Copy out every item below line for line, changing nothing.

◆ Records for processing ◆
◇ ◇ ◇
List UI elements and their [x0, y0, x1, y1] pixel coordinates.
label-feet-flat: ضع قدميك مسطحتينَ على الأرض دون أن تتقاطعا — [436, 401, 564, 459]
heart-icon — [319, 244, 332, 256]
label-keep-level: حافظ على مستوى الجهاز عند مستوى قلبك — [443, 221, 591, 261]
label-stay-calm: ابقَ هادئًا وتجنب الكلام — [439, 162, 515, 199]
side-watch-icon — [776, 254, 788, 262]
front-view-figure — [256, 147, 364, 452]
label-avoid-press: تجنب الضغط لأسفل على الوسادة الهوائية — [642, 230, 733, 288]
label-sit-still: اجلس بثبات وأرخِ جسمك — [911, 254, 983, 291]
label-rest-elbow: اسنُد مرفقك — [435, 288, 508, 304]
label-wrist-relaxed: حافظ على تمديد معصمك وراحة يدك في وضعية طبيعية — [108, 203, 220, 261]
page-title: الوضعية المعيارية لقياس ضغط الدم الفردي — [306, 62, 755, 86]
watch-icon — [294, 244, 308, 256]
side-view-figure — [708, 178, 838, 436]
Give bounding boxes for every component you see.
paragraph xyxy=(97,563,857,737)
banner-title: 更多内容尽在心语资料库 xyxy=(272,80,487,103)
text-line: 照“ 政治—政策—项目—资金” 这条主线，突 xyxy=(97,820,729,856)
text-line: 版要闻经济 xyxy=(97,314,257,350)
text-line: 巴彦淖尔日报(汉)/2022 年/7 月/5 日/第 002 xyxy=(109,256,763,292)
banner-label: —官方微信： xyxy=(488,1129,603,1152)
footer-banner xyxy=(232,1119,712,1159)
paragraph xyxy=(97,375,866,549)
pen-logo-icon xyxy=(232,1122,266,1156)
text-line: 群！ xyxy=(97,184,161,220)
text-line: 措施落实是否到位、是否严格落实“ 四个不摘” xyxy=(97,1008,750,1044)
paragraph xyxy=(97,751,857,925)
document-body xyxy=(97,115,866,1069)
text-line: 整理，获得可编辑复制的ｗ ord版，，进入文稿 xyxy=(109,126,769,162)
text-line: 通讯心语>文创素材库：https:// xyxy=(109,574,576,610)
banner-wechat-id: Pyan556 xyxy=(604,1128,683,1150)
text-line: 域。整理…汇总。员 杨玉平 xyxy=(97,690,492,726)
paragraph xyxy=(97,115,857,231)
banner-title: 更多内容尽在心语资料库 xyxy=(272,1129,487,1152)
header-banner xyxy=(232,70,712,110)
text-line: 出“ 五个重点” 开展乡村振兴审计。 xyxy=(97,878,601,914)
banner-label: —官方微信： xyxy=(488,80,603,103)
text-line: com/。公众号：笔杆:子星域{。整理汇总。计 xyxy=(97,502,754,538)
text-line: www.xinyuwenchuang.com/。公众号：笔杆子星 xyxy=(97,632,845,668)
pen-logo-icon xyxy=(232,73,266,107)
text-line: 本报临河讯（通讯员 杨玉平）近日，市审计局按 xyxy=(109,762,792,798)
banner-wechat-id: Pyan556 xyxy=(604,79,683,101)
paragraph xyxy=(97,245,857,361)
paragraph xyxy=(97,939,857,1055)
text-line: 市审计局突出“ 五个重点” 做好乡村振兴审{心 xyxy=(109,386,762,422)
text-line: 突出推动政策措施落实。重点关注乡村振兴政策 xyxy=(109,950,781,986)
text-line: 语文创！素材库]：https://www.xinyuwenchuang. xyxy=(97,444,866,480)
◇ ◇ ◇
◆ Task answer ◆
List UI elements and their [x0, y0, x1, y1] pixel coordinates.
label-feet-flat: ضع قدميك مسطحتينَ على الأرض دون أن تتقاطعا — [436, 401, 564, 459]
heart-icon — [319, 244, 332, 256]
label-keep-level: حافظ على مستوى الجهاز عند مستوى قلبك — [443, 221, 591, 261]
label-stay-calm: ابقَ هادئًا وتجنب الكلام — [439, 162, 515, 199]
side-watch-icon — [776, 254, 788, 262]
front-view-figure — [256, 147, 364, 452]
label-avoid-press: تجنب الضغط لأسفل على الوسادة الهوائية — [642, 230, 733, 288]
label-sit-still: اجلس بثبات وأرخِ جسمك — [911, 254, 983, 291]
label-rest-elbow: اسنُد مرفقك — [435, 288, 508, 304]
label-wrist-relaxed: حافظ على تمديد معصمك وراحة يدك في وضعية طبيعية — [108, 203, 220, 261]
page-title: الوضعية المعيارية لقياس ضغط الدم الفردي — [306, 62, 755, 86]
watch-icon — [294, 244, 308, 256]
side-view-figure — [708, 178, 838, 436]
Give bounding boxes for every component you see.
paragraph xyxy=(97,563,857,737)
banner-title: 更多内容尽在心语资料库 xyxy=(272,80,487,103)
text-line: 照“ 政治—政策—项目—资金” 这条主线，突 xyxy=(97,820,729,856)
text-line: 版要闻经济 xyxy=(97,314,257,350)
text-line: 巴彦淖尔日报(汉)/2022 年/7 月/5 日/第 002 xyxy=(109,256,763,292)
banner-label: —官方微信： xyxy=(488,1129,603,1152)
footer-banner xyxy=(232,1119,712,1159)
paragraph xyxy=(97,375,866,549)
pen-logo-icon xyxy=(232,1122,266,1156)
text-line: 群！ xyxy=(97,184,161,220)
text-line: 措施落实是否到位、是否严格落实“ 四个不摘” xyxy=(97,1008,750,1044)
paragraph xyxy=(97,751,857,925)
document-body xyxy=(97,115,866,1069)
text-line: 整理，获得可编辑复制的ｗ ord版，，进入文稿 xyxy=(109,126,769,162)
text-line: 通讯心语>文创素材库：https:// xyxy=(109,574,576,610)
banner-wechat-id: Pyan556 xyxy=(604,1128,683,1150)
text-line: 域。整理…汇总。员 杨玉平 xyxy=(97,690,492,726)
paragraph xyxy=(97,115,857,231)
banner-title: 更多内容尽在心语资料库 xyxy=(272,1129,487,1152)
header-banner xyxy=(232,70,712,110)
text-line: 出“ 五个重点” 开展乡村振兴审计。 xyxy=(97,878,601,914)
banner-label: —官方微信： xyxy=(488,80,603,103)
text-line: com/。公众号：笔杆:子星域{。整理汇总。计 xyxy=(97,502,754,538)
text-line: www.xinyuwenchuang.com/。公众号：笔杆子星 xyxy=(97,632,845,668)
pen-logo-icon xyxy=(232,73,266,107)
text-line: 本报临河讯（通讯员 杨玉平）近日，市审计局按 xyxy=(109,762,792,798)
banner-wechat-id: Pyan556 xyxy=(604,79,683,101)
paragraph xyxy=(97,245,857,361)
paragraph xyxy=(97,939,857,1055)
text-line: 市审计局突出“ 五个重点” 做好乡村振兴审{心 xyxy=(109,386,762,422)
text-line: 突出推动政策措施落实。重点关注乡村振兴政策 xyxy=(109,950,781,986)
text-line: 语文创！素材库]：https://www.xinyuwenchuang. xyxy=(97,444,866,480)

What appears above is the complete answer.